* **PROBLEM**
Wherever "Recipient" appears in a line, list that line.

(Items from a dataset)
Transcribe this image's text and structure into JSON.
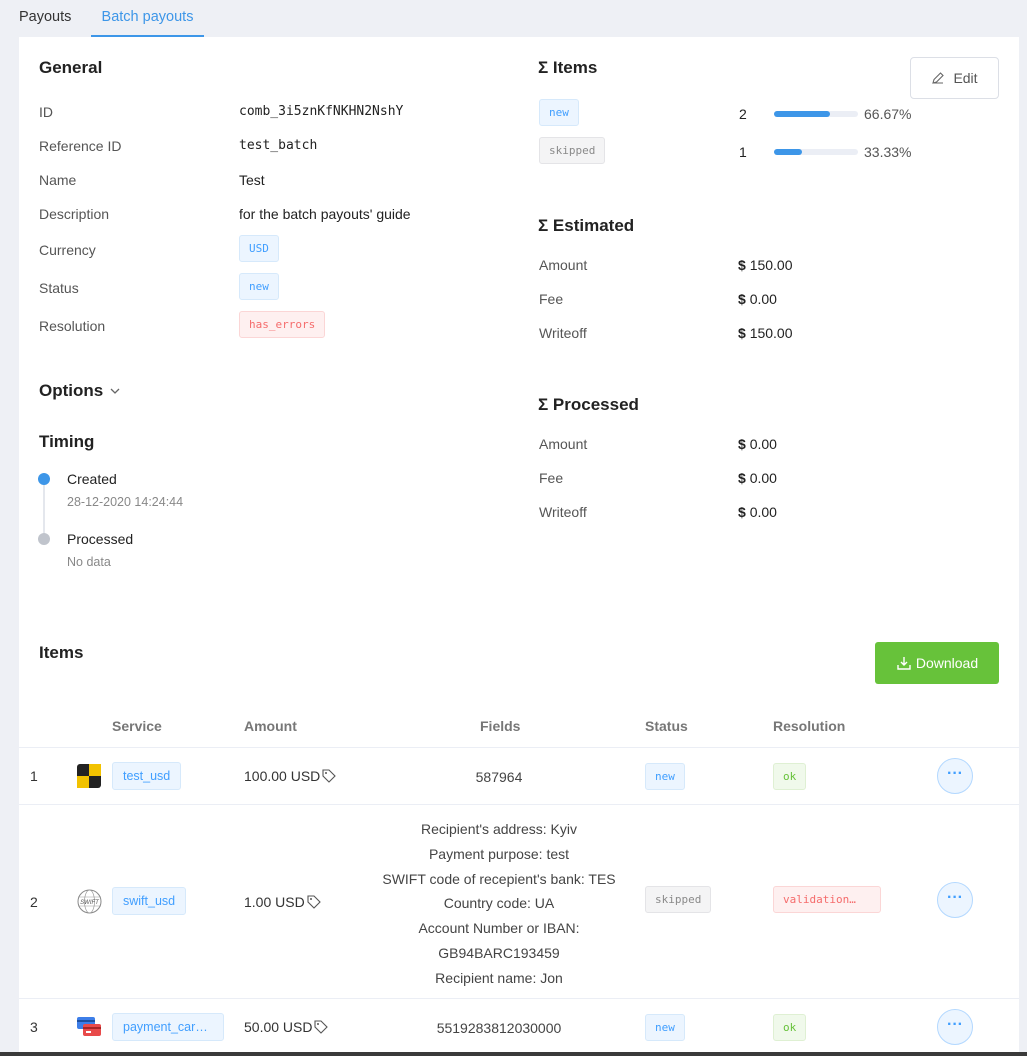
{
  "tabs": [
    {
      "label": "Payouts",
      "active": false
    },
    {
      "label": "Batch payouts",
      "active": true
    }
  ],
  "general": {
    "title": "General",
    "rows": [
      {
        "label": "ID",
        "value": "comb_3i5znKfNKHN2NshY"
      },
      {
        "label": "Reference ID",
        "value": "test_batch"
      },
      {
        "label": "Name",
        "value": "Test"
      },
      {
        "label": "Description",
        "value": "for the batch payouts' guide"
      },
      {
        "label": "Currency",
        "value": "USD"
      },
      {
        "label": "Status",
        "value": "new"
      },
      {
        "label": "Resolution",
        "value": "has_errors"
      }
    ]
  },
  "options": {
    "label": "Options"
  },
  "timing": {
    "title": "Timing",
    "events": [
      {
        "label": "Created",
        "value": "28-12-2020 14:24:44"
      },
      {
        "label": "Processed",
        "value": "No data"
      }
    ]
  },
  "items_summary": {
    "title": "Σ Items",
    "edit_label": "Edit",
    "rows": [
      {
        "status": "new",
        "count": "2",
        "percent_label": "66.67%",
        "fraction": 0.6667
      },
      {
        "status": "skipped",
        "count": "1",
        "percent_label": "33.33%",
        "fraction": 0.3333
      }
    ]
  },
  "estimated": {
    "title": "Σ Estimated",
    "rows": [
      {
        "label": "Amount",
        "currency": "$",
        "value": "150.00"
      },
      {
        "label": "Fee",
        "currency": "$",
        "value": "0.00"
      },
      {
        "label": "Writeoff",
        "currency": "$",
        "value": "150.00"
      }
    ]
  },
  "processed": {
    "title": "Σ Processed",
    "rows": [
      {
        "label": "Amount",
        "currency": "$",
        "value": "0.00"
      },
      {
        "label": "Fee",
        "currency": "$",
        "value": "0.00"
      },
      {
        "label": "Writeoff",
        "currency": "$",
        "value": "0.00"
      }
    ]
  },
  "items": {
    "title": "Items",
    "download_label": "Download",
    "columns": [
      "Service",
      "Amount",
      "Fields",
      "Status",
      "Resolution"
    ],
    "rows": [
      {
        "index": "1",
        "service": "test_usd",
        "service_icon": "checker-flag-icon",
        "amount": "100.00 USD",
        "fields": [
          "587964"
        ],
        "status": "new",
        "resolution": "ok"
      },
      {
        "index": "2",
        "service": "swift_usd",
        "service_icon": "swift-logo-icon",
        "amount": "1.00 USD",
        "fields": [
          "Recipient's address: Kyiv",
          "Payment purpose: test",
          "SWIFT code of recepient's bank: TES",
          "Country code: UA",
          "Account Number or IBAN:",
          "GB94BARC193459",
          "Recipient name: Jon"
        ],
        "status": "skipped",
        "resolution": "validation…"
      },
      {
        "index": "3",
        "service": "payment_card…",
        "service_icon": "payment-cards-icon",
        "amount": "50.00 USD",
        "fields": [
          "5519283812030000"
        ],
        "status": "new",
        "resolution": "ok"
      }
    ]
  },
  "colors": {
    "accent": "#3d96e8",
    "download": "#67c23a",
    "error": "#f56c6c",
    "ok": "#67c23a"
  }
}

* **RESPONSE TO THE TASK**
          "Recipient's address: Kyiv",
          "Recipient name: Jon"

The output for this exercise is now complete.